## Task requirements:
Rewrite the rows from the line with "player-name: 邢 璐 [509,478,625,541]" to the line with "player-name [847,665,965,728]", both included, as a numbered list with blank lines left out.

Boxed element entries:
##########

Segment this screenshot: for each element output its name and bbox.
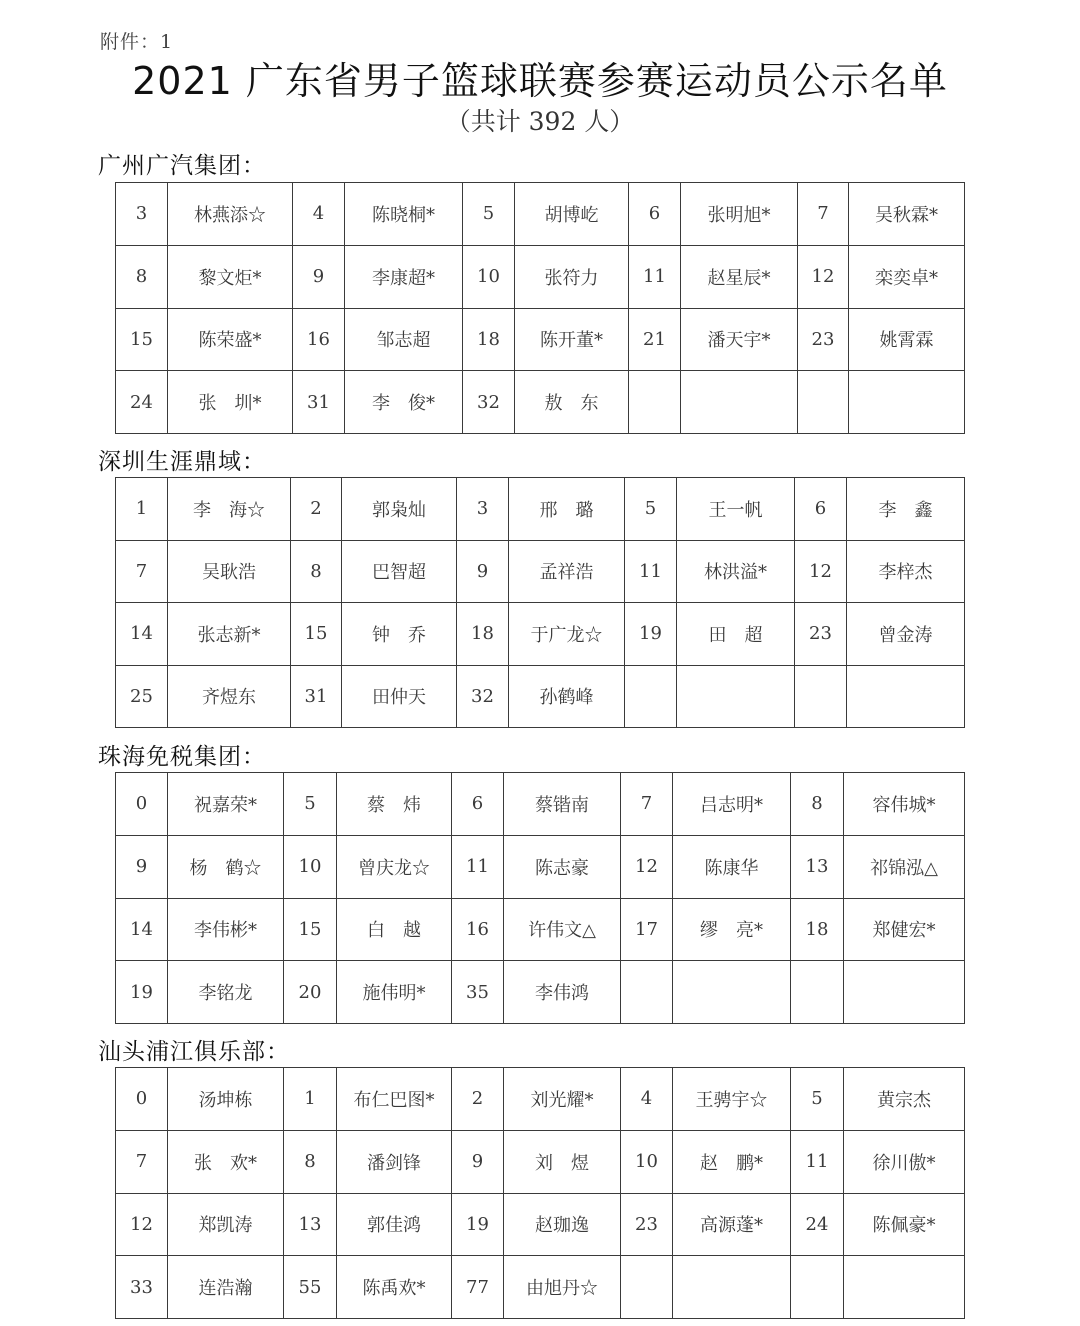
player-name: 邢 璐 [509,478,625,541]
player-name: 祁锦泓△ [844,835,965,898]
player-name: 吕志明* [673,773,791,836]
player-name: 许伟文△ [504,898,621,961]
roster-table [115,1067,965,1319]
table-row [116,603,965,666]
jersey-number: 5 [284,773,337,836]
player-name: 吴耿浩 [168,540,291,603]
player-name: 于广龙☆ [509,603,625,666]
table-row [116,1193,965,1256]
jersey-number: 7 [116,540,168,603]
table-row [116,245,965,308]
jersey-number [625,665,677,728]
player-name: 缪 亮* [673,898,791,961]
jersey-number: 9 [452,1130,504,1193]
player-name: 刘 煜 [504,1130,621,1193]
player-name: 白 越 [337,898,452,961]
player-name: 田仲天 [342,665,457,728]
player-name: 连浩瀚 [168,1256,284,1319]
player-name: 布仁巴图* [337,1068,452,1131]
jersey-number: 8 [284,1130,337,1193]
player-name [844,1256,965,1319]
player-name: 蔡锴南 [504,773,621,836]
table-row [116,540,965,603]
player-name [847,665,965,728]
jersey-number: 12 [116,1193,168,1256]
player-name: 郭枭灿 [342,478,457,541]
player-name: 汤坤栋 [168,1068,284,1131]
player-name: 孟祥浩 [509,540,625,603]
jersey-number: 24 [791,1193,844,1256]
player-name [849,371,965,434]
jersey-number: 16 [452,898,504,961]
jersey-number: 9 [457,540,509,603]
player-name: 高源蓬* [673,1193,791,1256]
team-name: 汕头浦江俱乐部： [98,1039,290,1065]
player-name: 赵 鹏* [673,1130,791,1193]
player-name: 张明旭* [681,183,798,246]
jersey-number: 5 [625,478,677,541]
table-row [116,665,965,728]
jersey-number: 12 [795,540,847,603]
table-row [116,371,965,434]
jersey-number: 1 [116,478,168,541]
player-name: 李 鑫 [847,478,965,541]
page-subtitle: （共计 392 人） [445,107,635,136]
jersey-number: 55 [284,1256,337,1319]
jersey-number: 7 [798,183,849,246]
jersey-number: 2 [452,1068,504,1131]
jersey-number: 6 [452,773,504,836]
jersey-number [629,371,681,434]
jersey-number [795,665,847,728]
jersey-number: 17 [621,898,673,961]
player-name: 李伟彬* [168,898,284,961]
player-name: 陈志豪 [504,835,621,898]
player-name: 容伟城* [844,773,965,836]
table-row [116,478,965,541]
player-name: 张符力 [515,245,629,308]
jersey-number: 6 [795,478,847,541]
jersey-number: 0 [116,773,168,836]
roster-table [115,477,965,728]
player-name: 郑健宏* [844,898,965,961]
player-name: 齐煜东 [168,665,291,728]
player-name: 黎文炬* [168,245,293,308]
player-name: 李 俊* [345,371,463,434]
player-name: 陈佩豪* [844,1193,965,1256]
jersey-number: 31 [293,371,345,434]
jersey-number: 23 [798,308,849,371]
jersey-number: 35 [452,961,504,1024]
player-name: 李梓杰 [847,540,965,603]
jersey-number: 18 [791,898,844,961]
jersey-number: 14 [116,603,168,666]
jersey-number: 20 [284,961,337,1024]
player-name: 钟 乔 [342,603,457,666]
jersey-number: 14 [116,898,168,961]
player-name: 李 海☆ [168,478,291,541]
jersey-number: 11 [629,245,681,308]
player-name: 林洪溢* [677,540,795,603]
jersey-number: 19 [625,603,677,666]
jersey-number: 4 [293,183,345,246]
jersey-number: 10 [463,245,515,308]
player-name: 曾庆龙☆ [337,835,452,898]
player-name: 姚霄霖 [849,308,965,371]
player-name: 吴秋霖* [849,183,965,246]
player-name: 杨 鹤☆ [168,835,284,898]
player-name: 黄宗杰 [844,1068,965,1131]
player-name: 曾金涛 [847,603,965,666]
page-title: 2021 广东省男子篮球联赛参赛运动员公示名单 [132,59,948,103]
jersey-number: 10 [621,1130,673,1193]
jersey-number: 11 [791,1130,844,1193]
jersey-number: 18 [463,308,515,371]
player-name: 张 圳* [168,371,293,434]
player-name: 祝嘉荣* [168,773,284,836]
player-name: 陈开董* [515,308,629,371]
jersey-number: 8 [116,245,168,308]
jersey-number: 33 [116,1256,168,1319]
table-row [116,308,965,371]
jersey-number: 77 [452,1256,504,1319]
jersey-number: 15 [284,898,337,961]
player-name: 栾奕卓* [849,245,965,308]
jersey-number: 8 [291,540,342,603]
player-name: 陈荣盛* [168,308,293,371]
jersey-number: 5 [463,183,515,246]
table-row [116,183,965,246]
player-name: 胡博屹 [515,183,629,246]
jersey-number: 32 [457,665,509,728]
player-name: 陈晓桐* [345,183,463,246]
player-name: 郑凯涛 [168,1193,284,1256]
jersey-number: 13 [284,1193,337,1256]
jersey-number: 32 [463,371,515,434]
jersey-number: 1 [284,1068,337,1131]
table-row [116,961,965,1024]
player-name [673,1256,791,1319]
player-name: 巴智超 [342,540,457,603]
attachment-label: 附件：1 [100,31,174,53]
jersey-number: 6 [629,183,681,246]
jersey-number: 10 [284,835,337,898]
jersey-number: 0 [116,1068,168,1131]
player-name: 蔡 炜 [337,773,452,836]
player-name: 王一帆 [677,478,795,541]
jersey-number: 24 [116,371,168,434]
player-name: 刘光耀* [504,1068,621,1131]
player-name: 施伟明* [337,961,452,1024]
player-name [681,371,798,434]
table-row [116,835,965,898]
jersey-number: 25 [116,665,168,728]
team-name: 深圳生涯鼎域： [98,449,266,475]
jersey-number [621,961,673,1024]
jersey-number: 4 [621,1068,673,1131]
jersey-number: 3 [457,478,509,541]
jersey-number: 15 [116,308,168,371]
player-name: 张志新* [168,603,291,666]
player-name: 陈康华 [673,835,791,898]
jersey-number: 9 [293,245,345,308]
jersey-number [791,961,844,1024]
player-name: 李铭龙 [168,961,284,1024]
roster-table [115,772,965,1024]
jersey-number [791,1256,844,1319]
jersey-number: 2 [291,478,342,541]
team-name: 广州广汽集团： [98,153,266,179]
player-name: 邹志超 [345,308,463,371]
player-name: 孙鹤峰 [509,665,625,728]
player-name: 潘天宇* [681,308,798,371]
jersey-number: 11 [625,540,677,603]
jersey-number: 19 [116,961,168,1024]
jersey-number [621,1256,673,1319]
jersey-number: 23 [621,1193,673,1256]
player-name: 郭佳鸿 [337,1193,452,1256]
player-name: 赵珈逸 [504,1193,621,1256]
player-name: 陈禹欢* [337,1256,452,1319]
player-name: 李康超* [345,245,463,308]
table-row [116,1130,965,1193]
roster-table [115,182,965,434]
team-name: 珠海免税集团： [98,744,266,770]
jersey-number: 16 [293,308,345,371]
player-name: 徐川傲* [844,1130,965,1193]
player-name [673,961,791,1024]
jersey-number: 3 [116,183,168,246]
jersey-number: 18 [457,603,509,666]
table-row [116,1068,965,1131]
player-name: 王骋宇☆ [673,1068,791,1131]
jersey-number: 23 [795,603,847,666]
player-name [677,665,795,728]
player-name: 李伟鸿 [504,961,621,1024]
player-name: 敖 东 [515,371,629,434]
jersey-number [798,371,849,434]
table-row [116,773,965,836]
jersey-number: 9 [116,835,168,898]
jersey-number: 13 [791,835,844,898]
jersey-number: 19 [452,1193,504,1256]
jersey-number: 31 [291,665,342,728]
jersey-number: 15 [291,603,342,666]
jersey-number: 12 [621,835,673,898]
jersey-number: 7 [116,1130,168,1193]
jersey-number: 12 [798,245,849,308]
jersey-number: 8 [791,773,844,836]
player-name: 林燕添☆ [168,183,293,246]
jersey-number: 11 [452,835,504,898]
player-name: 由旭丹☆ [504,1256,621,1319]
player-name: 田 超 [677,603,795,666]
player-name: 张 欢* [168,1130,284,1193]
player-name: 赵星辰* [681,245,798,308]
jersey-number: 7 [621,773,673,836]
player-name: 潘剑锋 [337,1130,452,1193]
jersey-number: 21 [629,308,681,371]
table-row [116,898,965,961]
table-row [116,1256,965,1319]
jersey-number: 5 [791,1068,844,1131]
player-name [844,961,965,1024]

##########

## Complete output:
1. player-name: 邢 璐 [509,478,625,541]
2. player-name: 祁锦泓△ [844,835,965,898]
3. player-name: 吕志明* [673,773,791,836]
4. player-name: 许伟文△ [504,898,621,961]
5. roster-table [115,1067,965,1319]
6. table-row [116,603,965,666]
7. jersey-number: 5 [284,773,337,836]
8. player-name: 吴耿浩 [168,540,291,603]
9. player-name: 于广龙☆ [509,603,625,666]
10. table-row [116,1193,965,1256]
11. jersey-number: 7 [116,540,168,603]
12. table-row [116,245,965,308]
13. jersey-number [625,665,677,728]
14. player-name: 缪 亮* [673,898,791,961]
15. jersey-number: 9 [452,1130,504,1193]
16. player-name: 刘 煜 [504,1130,621,1193]
17. player-name: 白 越 [337,898,452,961]
18. player-name: 田仲天 [342,665,457,728]
19. player-name: 连浩瀚 [168,1256,284,1319]
20. player-name: 布仁巴图* [337,1068,452,1131]
21. jersey-number: 8 [284,1130,337,1193]
22. player-name [844,1256,965,1319]
23. player-name: 蔡锴南 [504,773,621,836]
24. table-row [116,540,965,603]
25. player-name [847,665,965,728]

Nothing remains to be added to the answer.